Start of Listed entries
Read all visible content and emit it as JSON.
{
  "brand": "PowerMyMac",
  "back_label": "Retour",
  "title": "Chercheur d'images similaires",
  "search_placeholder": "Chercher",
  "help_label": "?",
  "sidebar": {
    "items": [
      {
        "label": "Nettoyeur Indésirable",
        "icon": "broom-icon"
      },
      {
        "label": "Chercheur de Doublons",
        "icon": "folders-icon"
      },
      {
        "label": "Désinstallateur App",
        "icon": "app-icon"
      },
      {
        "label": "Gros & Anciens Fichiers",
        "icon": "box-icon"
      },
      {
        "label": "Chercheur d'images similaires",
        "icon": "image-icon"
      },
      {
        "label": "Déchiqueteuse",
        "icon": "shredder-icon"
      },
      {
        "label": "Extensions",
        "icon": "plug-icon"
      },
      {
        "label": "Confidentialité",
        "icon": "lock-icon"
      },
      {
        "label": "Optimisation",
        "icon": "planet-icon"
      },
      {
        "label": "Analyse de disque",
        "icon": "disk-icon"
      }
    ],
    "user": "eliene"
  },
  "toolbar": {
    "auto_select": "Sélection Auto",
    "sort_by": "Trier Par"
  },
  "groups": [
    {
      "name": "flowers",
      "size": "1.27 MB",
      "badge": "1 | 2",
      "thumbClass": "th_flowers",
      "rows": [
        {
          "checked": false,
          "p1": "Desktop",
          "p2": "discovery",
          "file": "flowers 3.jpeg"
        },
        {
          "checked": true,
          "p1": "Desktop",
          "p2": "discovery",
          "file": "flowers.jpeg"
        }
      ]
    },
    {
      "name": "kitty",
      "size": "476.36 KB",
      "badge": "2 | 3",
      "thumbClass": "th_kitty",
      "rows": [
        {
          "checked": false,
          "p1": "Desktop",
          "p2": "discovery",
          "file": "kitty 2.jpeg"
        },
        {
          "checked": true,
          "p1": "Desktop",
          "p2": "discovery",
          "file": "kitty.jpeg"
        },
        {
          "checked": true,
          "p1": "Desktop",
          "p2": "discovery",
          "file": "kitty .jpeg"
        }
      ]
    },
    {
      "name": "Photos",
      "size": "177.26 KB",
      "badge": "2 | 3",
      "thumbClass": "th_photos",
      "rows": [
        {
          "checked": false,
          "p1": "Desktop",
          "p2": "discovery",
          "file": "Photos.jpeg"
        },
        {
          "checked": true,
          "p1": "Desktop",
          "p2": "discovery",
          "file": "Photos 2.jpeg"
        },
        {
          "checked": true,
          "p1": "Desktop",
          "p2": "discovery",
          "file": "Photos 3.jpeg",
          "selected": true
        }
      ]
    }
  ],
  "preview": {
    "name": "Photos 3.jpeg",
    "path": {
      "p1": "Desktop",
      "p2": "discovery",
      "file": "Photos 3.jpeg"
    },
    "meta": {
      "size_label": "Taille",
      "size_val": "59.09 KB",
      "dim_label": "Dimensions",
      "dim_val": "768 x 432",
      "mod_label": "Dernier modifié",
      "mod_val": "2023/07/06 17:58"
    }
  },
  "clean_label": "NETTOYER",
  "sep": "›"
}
End of Listed entries
Given instruction: Where a line holds "Chercheur", copy that line.

Final result:
  "title": "Chercheur d'images similaires",
        "label": "Chercheur de Doublons",
        "label": "Chercheur d'images similaires",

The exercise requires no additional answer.